Requirements:
Go through the listing and copy each line with the string "Univ".

Figure dataset records:
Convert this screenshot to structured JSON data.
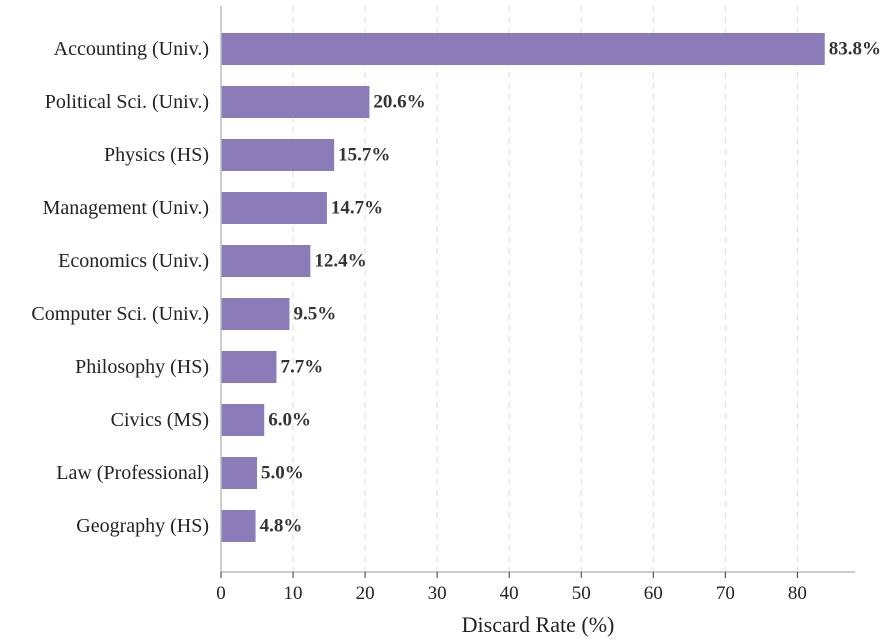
{
  "chart_data": {
    "type": "bar",
    "orientation": "horizontal",
    "categories": [
      "Accounting (Univ.)",
      "Political Sci. (Univ.)",
      "Physics (HS)",
      "Management (Univ.)",
      "Economics (Univ.)",
      "Computer Sci. (Univ.)",
      "Philosophy (HS)",
      "Civics (MS)",
      "Law (Professional)",
      "Geography (HS)"
    ],
    "values": [
      83.8,
      20.6,
      15.7,
      14.7,
      12.4,
      9.5,
      7.7,
      6.0,
      5.0,
      4.8
    ],
    "value_labels": [
      "83.8%",
      "20.6%",
      "15.7%",
      "14.7%",
      "12.4%",
      "9.5%",
      "7.7%",
      "6.0%",
      "5.0%",
      "4.8%"
    ],
    "xlabel": "Discard Rate (%)",
    "xlim": [
      0,
      88
    ],
    "xticks": [
      0,
      10,
      20,
      30,
      40,
      50,
      60,
      70,
      80
    ],
    "xtick_labels": [
      "0",
      "10",
      "20",
      "30",
      "40",
      "50",
      "60",
      "70",
      "80"
    ],
    "grid": "vertical dashed",
    "colors": {
      "bar": "#8b7bb8",
      "grid": "#dddddd",
      "axis": "#bbbbbb",
      "text": "#222222",
      "value_text": "#333333"
    }
  }
}
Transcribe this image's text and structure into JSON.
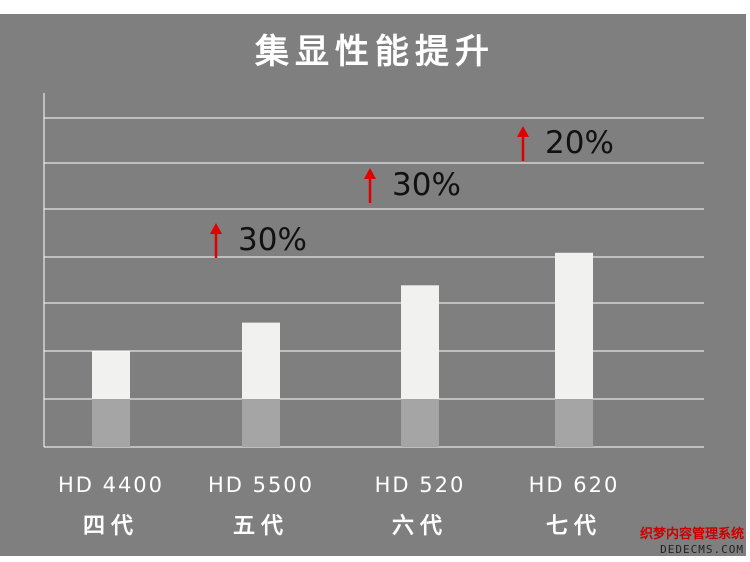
{
  "chart_data": {
    "type": "bar",
    "title": "集显性能提升",
    "categories": [
      "HD 4400",
      "HD 5500",
      "HD 520",
      "HD 620"
    ],
    "generations": [
      "四代",
      "五代",
      "六代",
      "七代"
    ],
    "values": [
      1.0,
      1.3,
      1.69,
      2.03
    ],
    "increase_labels": [
      "",
      "30%",
      "30%",
      "20%"
    ],
    "ylim": [
      0,
      3.7
    ],
    "base_value": 0.5,
    "grid": true,
    "gridline_count": 8,
    "colors": {
      "background": "#7f7f7f",
      "bar": "#f1f1ef",
      "bar_base": "#a5a5a5",
      "gridline": "#ffffff",
      "arrow": "#e00000",
      "increase_text": "#111111",
      "label_text": "#ffffff"
    }
  },
  "watermark": {
    "line1": "织梦内容管理系统",
    "line2": "DEDECMS.COM"
  }
}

Reply:
      "Accounting (Univ.)",
      "Political Sci. (Univ.)",
      "Management (Univ.)",
      "Economics (Univ.)",
      "Computer Sci. (Univ.)",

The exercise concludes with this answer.